Items from a figure collection:
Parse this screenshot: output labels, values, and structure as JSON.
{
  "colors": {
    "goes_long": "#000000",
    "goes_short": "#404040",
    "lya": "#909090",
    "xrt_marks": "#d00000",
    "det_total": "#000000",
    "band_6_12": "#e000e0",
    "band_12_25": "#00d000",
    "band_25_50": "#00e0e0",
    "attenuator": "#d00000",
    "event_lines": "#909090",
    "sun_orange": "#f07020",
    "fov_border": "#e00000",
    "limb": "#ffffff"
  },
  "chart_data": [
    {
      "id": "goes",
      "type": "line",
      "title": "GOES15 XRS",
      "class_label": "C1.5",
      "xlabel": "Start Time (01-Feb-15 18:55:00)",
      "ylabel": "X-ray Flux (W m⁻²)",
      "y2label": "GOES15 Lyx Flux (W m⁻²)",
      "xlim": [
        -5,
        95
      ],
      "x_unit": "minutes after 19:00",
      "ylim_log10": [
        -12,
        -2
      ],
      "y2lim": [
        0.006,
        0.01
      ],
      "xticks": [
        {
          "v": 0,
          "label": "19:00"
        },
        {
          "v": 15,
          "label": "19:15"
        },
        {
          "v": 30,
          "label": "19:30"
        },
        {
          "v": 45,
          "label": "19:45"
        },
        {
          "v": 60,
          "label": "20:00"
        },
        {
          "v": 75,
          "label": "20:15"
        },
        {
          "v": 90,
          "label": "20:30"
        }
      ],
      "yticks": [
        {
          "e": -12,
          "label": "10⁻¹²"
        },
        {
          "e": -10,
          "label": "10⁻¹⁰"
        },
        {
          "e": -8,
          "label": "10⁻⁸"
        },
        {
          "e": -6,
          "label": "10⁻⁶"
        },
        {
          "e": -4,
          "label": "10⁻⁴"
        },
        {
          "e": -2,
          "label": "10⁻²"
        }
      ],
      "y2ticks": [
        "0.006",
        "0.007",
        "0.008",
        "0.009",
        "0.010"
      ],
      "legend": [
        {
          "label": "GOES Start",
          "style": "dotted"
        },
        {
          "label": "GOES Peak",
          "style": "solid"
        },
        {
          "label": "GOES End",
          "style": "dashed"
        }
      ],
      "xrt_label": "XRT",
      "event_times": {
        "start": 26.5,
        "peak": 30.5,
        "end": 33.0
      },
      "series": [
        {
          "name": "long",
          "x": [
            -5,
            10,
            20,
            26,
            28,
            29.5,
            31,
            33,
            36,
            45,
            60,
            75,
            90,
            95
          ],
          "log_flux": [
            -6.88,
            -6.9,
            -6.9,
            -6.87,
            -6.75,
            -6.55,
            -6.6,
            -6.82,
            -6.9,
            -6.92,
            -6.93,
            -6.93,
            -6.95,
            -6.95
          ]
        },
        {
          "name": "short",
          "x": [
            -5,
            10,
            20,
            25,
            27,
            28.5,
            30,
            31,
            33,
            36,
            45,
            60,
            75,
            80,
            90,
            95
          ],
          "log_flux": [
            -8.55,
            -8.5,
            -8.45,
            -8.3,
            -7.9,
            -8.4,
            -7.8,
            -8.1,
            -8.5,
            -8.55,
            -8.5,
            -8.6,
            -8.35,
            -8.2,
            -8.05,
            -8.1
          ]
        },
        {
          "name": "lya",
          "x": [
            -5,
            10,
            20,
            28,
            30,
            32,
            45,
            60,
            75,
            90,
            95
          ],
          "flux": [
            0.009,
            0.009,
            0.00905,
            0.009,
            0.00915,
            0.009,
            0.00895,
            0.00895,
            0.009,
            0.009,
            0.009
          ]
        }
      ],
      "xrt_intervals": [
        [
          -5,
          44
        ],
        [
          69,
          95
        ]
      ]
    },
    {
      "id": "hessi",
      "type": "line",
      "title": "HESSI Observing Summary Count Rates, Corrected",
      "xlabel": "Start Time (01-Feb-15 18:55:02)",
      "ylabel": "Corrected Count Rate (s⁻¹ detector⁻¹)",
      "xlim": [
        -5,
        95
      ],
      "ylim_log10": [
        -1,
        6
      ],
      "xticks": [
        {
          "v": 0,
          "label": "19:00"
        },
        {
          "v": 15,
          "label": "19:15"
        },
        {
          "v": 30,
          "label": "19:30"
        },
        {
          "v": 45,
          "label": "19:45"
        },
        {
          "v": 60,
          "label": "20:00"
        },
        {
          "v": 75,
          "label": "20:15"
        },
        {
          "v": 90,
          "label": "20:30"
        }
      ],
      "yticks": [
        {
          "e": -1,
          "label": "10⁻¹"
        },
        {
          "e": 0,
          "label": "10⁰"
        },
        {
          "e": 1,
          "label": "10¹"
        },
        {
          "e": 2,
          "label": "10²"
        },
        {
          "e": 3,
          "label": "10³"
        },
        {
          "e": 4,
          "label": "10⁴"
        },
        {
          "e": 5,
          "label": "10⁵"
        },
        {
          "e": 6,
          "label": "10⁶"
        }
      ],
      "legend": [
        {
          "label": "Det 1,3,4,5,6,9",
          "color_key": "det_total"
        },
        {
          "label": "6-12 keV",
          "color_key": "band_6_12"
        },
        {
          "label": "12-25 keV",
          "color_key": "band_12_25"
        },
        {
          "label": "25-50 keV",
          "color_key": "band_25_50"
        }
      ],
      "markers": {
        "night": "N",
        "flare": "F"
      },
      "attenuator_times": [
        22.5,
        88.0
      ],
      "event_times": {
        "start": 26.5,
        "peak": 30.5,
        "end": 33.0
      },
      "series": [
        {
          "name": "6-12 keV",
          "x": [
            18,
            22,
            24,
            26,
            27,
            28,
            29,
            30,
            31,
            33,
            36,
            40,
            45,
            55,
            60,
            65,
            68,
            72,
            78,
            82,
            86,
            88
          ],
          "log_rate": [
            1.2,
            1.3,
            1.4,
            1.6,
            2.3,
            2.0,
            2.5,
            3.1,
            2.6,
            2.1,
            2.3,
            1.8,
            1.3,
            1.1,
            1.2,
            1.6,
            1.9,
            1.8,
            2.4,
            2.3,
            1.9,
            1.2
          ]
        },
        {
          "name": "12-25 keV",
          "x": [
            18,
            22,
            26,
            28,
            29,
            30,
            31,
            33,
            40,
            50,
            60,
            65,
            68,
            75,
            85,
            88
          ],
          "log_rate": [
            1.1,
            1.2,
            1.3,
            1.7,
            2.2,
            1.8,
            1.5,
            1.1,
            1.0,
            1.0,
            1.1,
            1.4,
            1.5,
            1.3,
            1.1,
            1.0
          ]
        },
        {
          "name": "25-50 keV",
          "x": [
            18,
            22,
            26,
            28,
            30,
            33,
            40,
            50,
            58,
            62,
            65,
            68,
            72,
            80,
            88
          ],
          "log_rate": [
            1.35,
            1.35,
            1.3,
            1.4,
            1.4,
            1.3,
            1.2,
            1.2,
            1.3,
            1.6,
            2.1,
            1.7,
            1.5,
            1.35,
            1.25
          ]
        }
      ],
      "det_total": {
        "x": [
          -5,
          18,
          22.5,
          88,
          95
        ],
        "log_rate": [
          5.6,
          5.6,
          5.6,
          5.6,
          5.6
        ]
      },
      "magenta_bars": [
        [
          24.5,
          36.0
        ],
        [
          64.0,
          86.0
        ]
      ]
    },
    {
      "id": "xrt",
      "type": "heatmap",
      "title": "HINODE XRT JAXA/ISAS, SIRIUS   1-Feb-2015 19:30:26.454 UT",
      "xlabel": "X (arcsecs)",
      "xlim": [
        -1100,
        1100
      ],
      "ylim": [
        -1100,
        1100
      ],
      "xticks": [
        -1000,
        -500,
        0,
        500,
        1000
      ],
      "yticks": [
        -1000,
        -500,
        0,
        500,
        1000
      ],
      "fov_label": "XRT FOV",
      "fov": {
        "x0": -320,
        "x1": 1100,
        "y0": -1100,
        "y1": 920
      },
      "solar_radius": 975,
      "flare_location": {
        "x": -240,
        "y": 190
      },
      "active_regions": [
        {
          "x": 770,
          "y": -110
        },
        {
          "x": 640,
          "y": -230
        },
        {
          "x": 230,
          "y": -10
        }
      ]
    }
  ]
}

◆ Exercise details ◆
From the listing, copy every line where the string "Corrected" appears.

◆ Written solution ◆
      "title": "HESSI Observing Summary Count Rates, Corrected",
      "ylabel": "Corrected Count Rate (s⁻¹ detector⁻¹)",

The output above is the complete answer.